Check each line of the material below, and copy it if it holds the string "minmax".
╭─ SUPPLIED INFORMATION
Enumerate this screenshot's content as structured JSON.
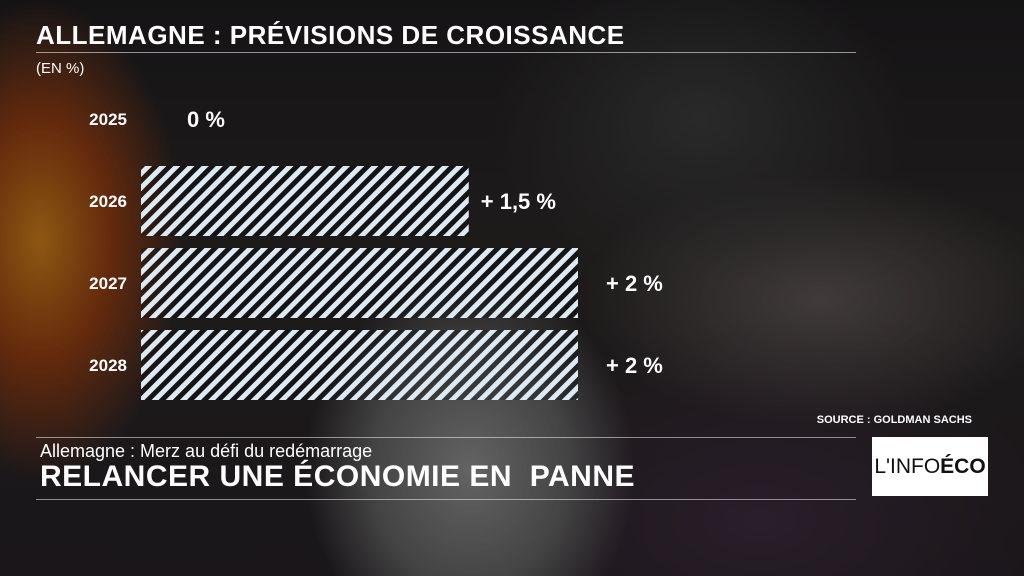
{
  "header": {
    "title": "ALLEMAGNE : PRÉVISIONS DE CROISSANCE",
    "unit": "(EN %)"
  },
  "chart_data": {
    "type": "bar",
    "orientation": "horizontal",
    "title": "ALLEMAGNE : PRÉVISIONS DE CROISSANCE",
    "ylabel": "(EN %)",
    "categories": [
      "2025",
      "2026",
      "2027",
      "2028"
    ],
    "values": [
      0,
      1.5,
      2,
      2
    ],
    "labels": [
      "0 %",
      "+ 1,5 %",
      "+ 2 %",
      "+ 2 %"
    ],
    "xlim": [
      0,
      2
    ],
    "bar_style": "hatched white/light-blue",
    "grid": false
  },
  "source": "SOURCE : GOLDMAN SACHS",
  "lower_third": {
    "subtitle": "Allemagne : Merz au défi du redémarrage",
    "headline": "RELANCER UNE ÉCONOMIE EN  PANNE"
  },
  "logo": {
    "prefix": "L'INFO ",
    "suffix": "ÉCO"
  },
  "colors": {
    "bar_hatch": "#dbeaf5",
    "text": "#ffffff"
  }
}
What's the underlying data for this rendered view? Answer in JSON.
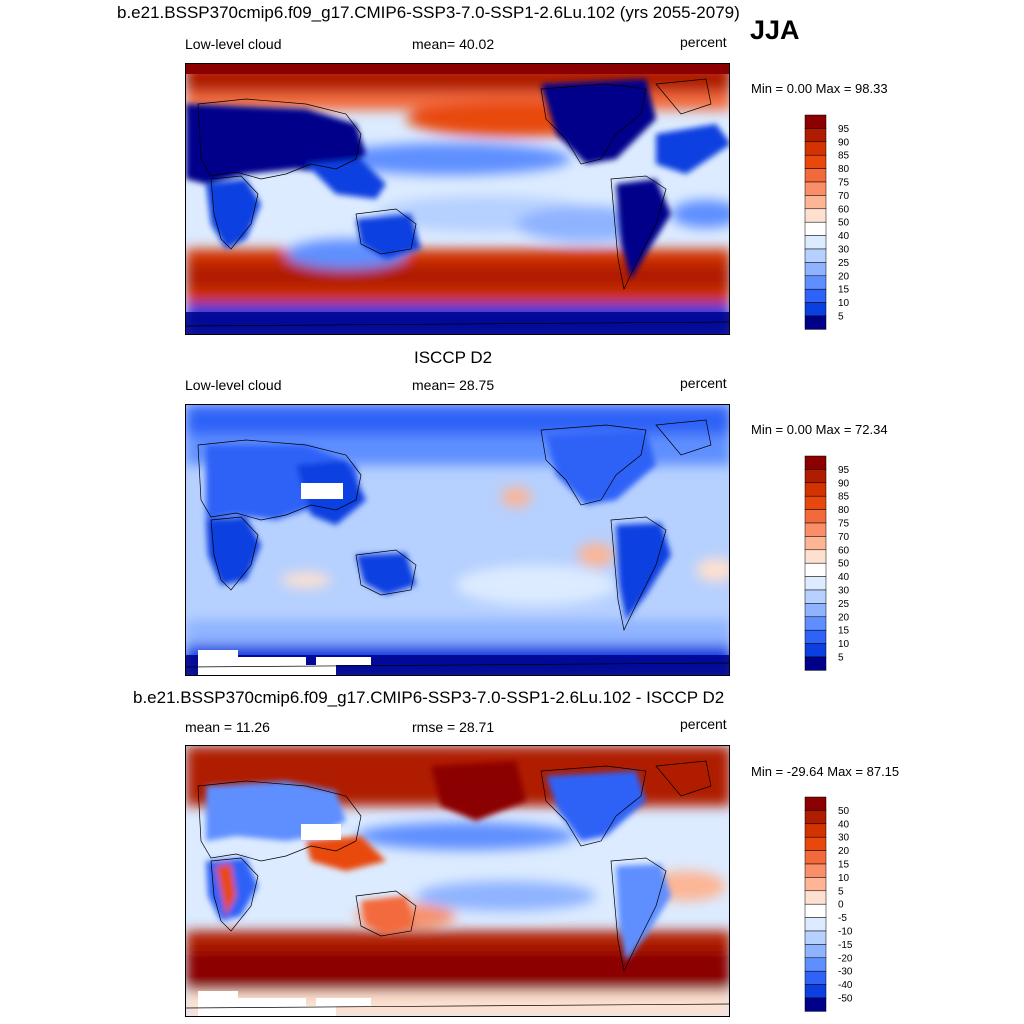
{
  "season": "JJA",
  "panels": [
    {
      "title": "b.e21.BSSP370cmip6.f09_g17.CMIP6-SSP3-7.0-SSP1-2.6Lu.102 (yrs 2055-2079)",
      "left_label": "Low-level cloud",
      "center_label": "mean=  40.02",
      "units": "percent",
      "minmax": "Min =   0.00 Max =  98.33",
      "colorbar_labels": [
        "95",
        "90",
        "85",
        "80",
        "75",
        "70",
        "60",
        "50",
        "40",
        "30",
        "25",
        "20",
        "15",
        "10",
        "5"
      ],
      "colorbar_colors": [
        "#8b0000",
        "#b01c00",
        "#d23300",
        "#e8480c",
        "#f26a3c",
        "#f98e68",
        "#fdb595",
        "#fde0d0",
        "#ffffff",
        "#dcebff",
        "#b6d0ff",
        "#8fb3ff",
        "#5f8fff",
        "#2f62f7",
        "#0b3fe0",
        "#00008b"
      ]
    },
    {
      "title": "ISCCP D2",
      "left_label": "Low-level cloud",
      "center_label": "mean=  28.75",
      "units": "percent",
      "minmax": "Min =   0.00 Max =  72.34",
      "colorbar_labels": [
        "95",
        "90",
        "85",
        "80",
        "75",
        "70",
        "60",
        "50",
        "40",
        "30",
        "25",
        "20",
        "15",
        "10",
        "5"
      ],
      "colorbar_colors": [
        "#8b0000",
        "#b01c00",
        "#d23300",
        "#e8480c",
        "#f26a3c",
        "#f98e68",
        "#fdb595",
        "#fde0d0",
        "#ffffff",
        "#dcebff",
        "#b6d0ff",
        "#8fb3ff",
        "#5f8fff",
        "#2f62f7",
        "#0b3fe0",
        "#00008b"
      ]
    },
    {
      "title": "b.e21.BSSP370cmip6.f09_g17.CMIP6-SSP3-7.0-SSP1-2.6Lu.102 - ISCCP D2",
      "left_label": "mean =  11.26",
      "center_label": "rmse =  28.71",
      "units": "percent",
      "minmax": "Min = -29.64 Max =  87.15",
      "colorbar_labels": [
        "50",
        "40",
        "30",
        "20",
        "15",
        "10",
        "5",
        "0",
        "-5",
        "-10",
        "-15",
        "-20",
        "-30",
        "-40",
        "-50"
      ],
      "colorbar_colors": [
        "#8b0000",
        "#b01c00",
        "#d23300",
        "#e8480c",
        "#f26a3c",
        "#f98e68",
        "#fdb595",
        "#fde0d0",
        "#ffffff",
        "#dcebff",
        "#b6d0ff",
        "#8fb3ff",
        "#5f8fff",
        "#2f62f7",
        "#0b3fe0",
        "#00008b"
      ]
    }
  ],
  "chart_data": [
    {
      "type": "heatmap",
      "title": "b.e21.BSSP370cmip6.f09_g17.CMIP6-SSP3-7.0-SSP1-2.6Lu.102 (yrs 2055-2079)",
      "variable": "Low-level cloud",
      "units": "percent",
      "season": "JJA",
      "mean": 40.02,
      "min": 0.0,
      "max": 98.33,
      "levels": [
        5,
        10,
        15,
        20,
        25,
        30,
        40,
        50,
        60,
        70,
        75,
        80,
        85,
        90,
        95
      ]
    },
    {
      "type": "heatmap",
      "title": "ISCCP D2",
      "variable": "Low-level cloud",
      "units": "percent",
      "season": "JJA",
      "mean": 28.75,
      "min": 0.0,
      "max": 72.34,
      "levels": [
        5,
        10,
        15,
        20,
        25,
        30,
        40,
        50,
        60,
        70,
        75,
        80,
        85,
        90,
        95
      ]
    },
    {
      "type": "heatmap",
      "title": "b.e21.BSSP370cmip6.f09_g17.CMIP6-SSP3-7.0-SSP1-2.6Lu.102 - ISCCP D2",
      "units": "percent",
      "season": "JJA",
      "mean": 11.26,
      "rmse": 28.71,
      "min": -29.64,
      "max": 87.15,
      "levels": [
        -50,
        -40,
        -30,
        -20,
        -15,
        -10,
        -5,
        0,
        5,
        10,
        15,
        20,
        30,
        40,
        50
      ]
    }
  ]
}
╰─
OUTPUT:
      "minmax": "Min =   0.00 Max =  98.33",
      "minmax": "Min =   0.00 Max =  72.34",
      "minmax": "Min = -29.64 Max =  87.15",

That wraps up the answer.